Begin Task input

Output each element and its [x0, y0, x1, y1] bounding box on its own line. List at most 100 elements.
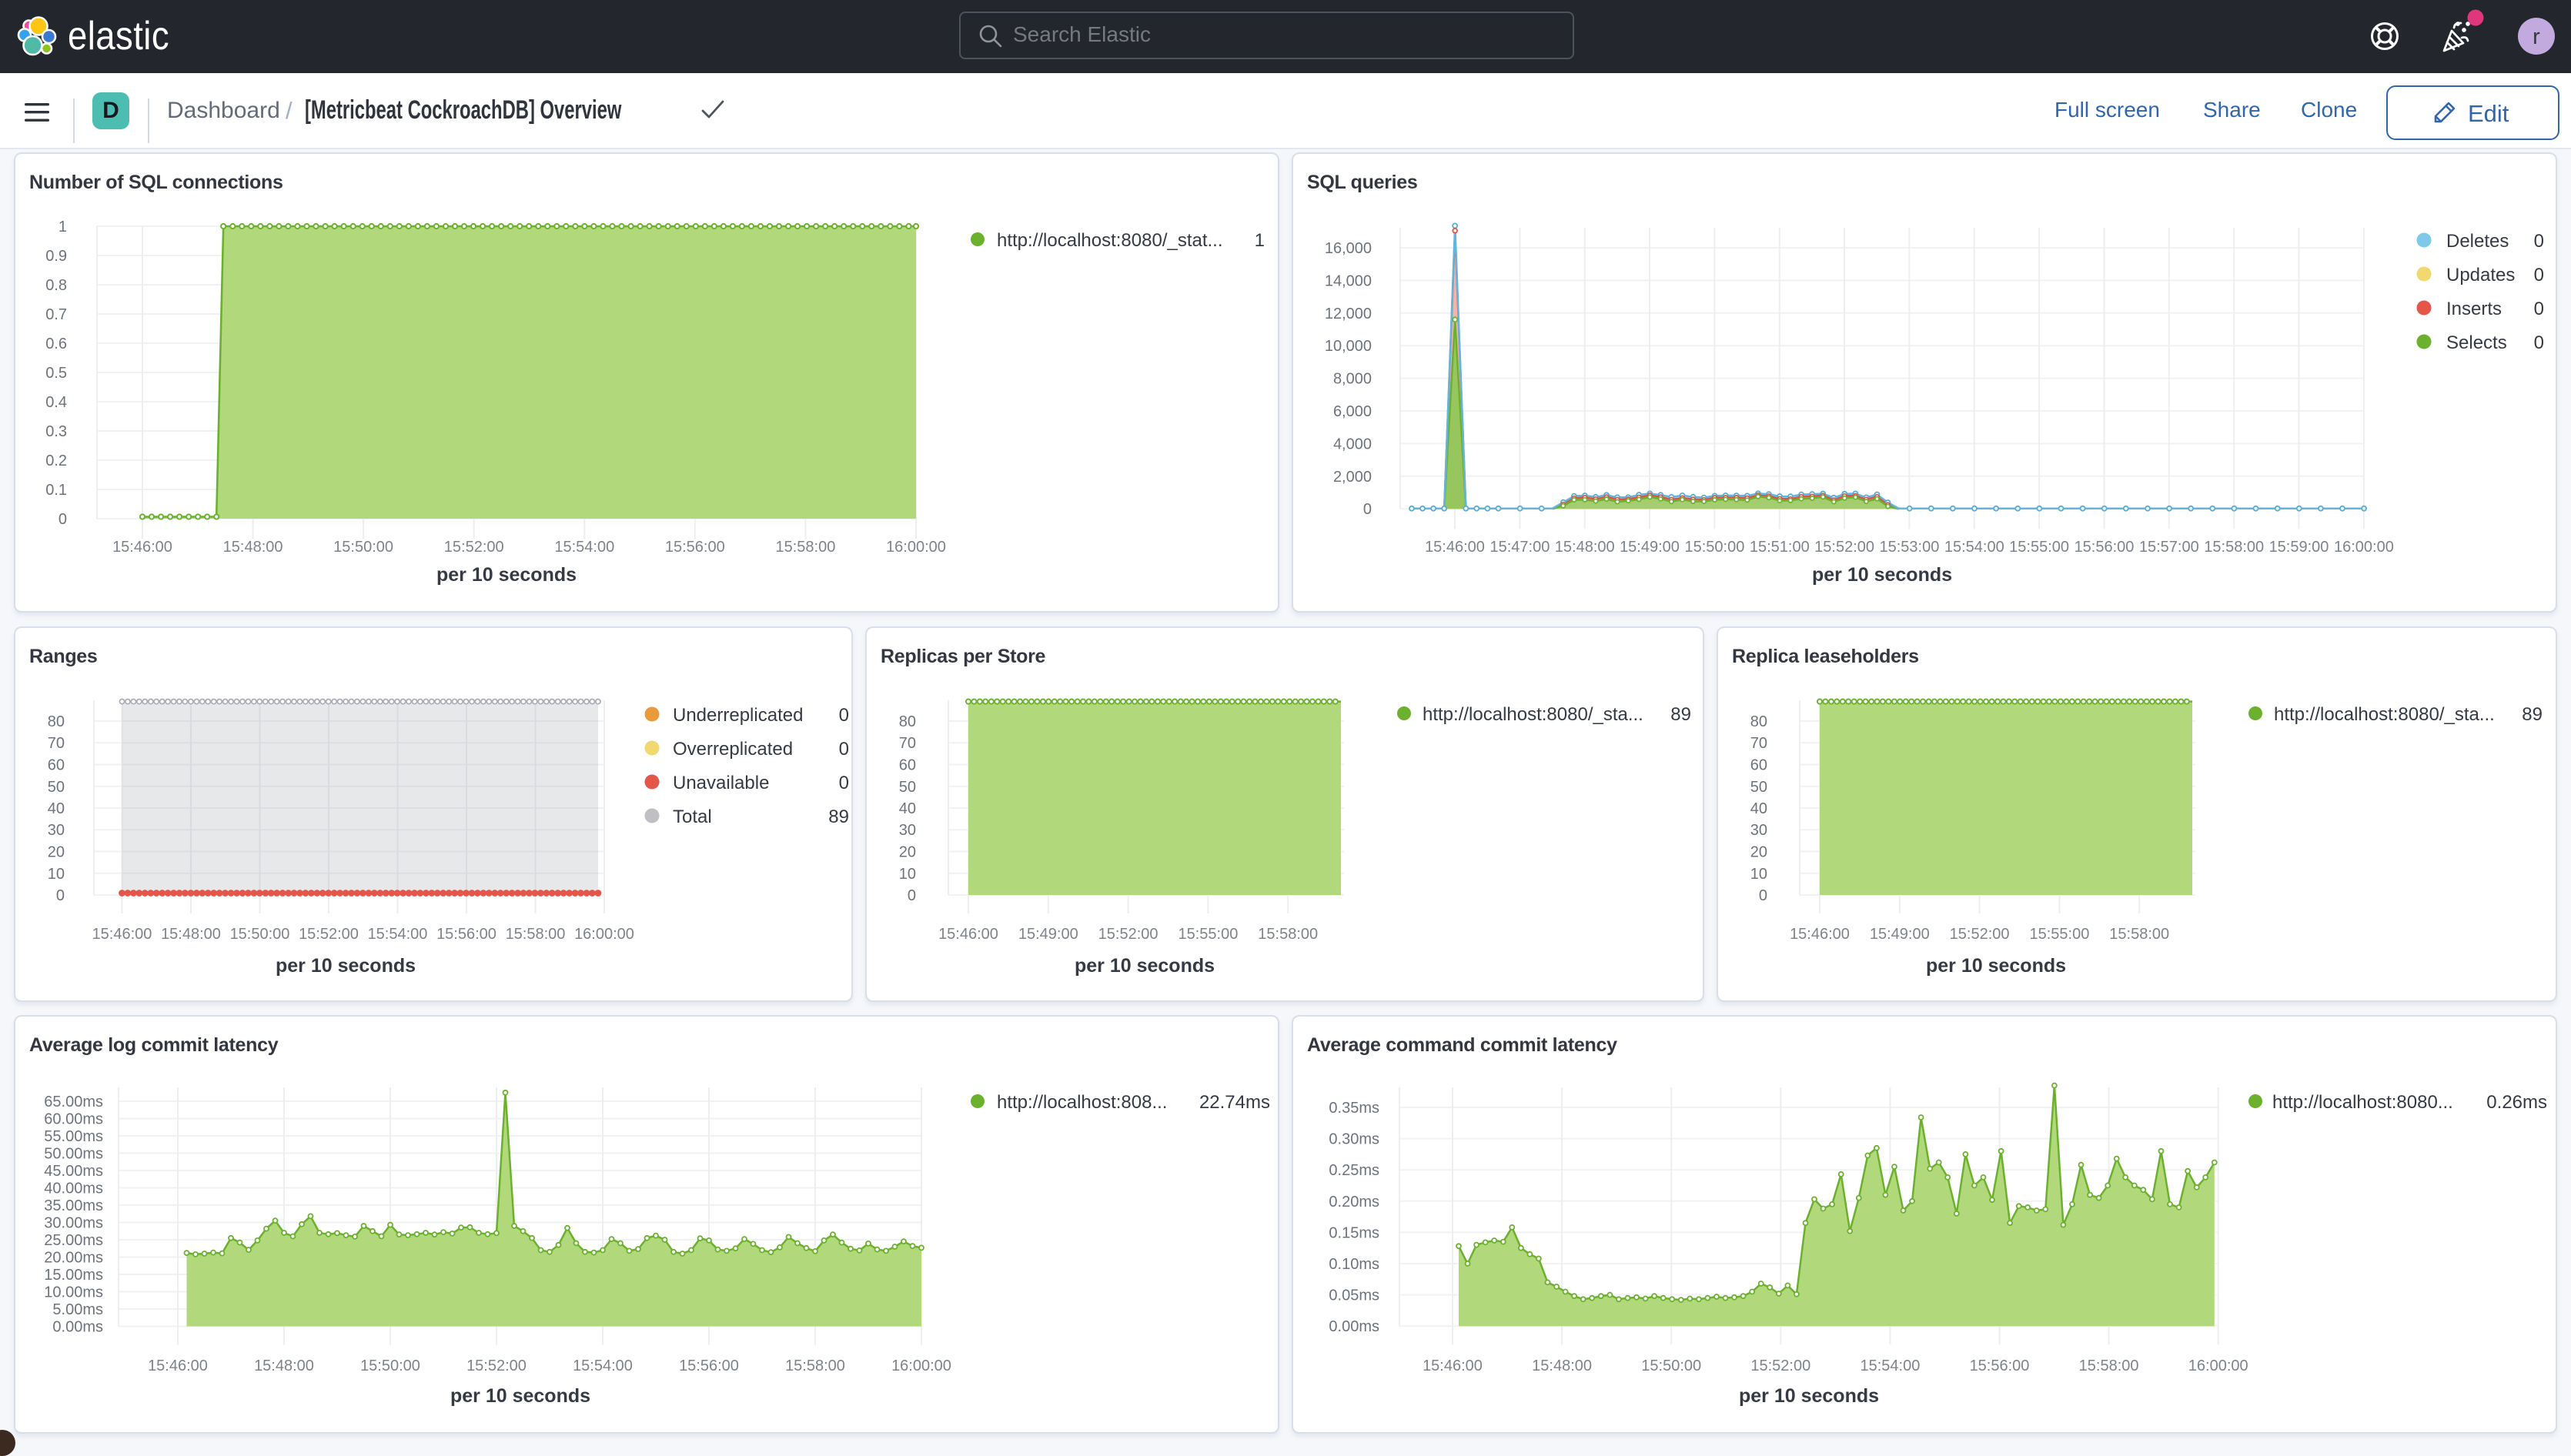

End Task input
Begin Task input

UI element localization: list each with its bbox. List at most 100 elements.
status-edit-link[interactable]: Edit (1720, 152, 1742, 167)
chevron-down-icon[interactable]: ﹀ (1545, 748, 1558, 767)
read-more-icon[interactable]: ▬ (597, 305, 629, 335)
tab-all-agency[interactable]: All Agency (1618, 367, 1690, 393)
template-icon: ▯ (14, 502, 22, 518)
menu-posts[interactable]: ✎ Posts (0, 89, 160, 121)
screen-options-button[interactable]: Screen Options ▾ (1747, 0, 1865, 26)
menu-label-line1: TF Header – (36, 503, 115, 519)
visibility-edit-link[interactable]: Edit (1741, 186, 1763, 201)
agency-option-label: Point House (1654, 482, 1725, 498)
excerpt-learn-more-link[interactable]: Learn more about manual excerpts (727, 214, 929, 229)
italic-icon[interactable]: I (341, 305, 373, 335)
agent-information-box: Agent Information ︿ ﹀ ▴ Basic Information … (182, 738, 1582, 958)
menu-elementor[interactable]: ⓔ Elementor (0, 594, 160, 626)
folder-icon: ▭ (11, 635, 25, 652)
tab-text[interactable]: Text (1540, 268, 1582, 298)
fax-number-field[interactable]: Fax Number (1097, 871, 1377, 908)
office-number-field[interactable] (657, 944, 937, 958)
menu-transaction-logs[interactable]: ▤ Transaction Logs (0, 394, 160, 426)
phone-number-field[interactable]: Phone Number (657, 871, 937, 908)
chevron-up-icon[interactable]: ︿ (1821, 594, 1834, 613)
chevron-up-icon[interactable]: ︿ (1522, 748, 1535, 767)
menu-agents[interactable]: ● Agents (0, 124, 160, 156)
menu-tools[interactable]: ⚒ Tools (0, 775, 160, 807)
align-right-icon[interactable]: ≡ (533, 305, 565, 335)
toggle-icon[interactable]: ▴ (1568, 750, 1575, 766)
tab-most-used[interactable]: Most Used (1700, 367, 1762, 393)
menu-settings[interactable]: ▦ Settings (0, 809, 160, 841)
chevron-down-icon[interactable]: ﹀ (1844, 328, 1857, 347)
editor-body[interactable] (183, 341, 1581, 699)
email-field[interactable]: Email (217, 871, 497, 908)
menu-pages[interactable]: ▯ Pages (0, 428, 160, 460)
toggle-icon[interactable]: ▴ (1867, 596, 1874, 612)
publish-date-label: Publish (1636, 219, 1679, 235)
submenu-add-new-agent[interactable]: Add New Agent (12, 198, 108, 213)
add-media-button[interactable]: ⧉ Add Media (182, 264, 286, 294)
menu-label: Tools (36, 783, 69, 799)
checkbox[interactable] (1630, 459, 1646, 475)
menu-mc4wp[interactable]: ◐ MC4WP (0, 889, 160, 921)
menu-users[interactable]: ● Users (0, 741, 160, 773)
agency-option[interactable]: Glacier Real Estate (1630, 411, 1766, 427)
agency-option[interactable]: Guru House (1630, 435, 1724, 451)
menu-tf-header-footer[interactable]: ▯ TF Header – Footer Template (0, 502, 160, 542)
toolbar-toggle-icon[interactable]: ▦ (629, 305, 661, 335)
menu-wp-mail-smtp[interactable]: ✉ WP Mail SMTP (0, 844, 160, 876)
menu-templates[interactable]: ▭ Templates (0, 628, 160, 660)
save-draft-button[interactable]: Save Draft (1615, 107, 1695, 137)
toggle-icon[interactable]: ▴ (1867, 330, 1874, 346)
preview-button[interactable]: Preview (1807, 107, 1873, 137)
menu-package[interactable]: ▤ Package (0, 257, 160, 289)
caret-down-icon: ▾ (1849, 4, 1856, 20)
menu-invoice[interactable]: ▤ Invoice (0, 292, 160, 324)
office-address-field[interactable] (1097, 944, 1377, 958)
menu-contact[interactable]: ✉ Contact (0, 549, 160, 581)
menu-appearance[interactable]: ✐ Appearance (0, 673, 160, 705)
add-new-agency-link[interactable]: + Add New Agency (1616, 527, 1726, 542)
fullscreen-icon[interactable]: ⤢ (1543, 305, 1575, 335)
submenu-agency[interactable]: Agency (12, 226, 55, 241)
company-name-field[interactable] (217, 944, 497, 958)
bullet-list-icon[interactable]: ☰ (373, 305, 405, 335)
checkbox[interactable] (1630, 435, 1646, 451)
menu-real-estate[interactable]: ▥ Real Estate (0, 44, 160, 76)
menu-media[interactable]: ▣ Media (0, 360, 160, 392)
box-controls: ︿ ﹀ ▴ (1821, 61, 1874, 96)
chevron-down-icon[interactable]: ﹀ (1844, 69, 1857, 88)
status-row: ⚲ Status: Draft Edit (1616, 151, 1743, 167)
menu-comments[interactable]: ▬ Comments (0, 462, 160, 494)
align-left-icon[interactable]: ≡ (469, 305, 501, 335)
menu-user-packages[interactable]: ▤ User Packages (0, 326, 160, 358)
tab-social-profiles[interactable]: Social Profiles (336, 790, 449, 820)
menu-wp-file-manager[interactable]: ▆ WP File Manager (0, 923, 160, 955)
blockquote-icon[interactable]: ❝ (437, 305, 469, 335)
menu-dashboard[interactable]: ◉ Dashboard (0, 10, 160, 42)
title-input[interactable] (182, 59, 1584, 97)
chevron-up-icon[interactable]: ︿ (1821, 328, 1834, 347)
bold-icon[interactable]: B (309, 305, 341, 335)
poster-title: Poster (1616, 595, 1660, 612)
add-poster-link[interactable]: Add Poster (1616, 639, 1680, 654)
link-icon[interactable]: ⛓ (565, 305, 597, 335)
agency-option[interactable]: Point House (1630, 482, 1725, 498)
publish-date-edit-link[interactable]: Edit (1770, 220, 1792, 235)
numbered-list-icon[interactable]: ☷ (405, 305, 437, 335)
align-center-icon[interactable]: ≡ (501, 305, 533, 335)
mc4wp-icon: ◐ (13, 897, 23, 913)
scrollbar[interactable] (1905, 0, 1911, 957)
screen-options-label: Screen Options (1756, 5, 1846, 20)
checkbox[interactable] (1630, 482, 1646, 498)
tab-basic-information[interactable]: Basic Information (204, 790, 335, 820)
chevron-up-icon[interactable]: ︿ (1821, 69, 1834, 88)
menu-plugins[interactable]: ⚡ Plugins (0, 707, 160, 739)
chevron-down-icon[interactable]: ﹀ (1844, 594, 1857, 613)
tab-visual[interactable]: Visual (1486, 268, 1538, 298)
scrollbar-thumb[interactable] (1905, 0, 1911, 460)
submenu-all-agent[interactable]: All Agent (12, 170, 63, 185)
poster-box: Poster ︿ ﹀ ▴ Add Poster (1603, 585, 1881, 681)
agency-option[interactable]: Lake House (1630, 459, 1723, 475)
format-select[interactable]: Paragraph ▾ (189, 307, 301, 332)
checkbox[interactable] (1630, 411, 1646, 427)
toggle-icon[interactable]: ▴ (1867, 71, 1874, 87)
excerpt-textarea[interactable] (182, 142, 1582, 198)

End Task input

▶ **The task**
How many lines in the items above contain the string "label"? Case counts. Reply with the number alone.

▶ **Result below**
5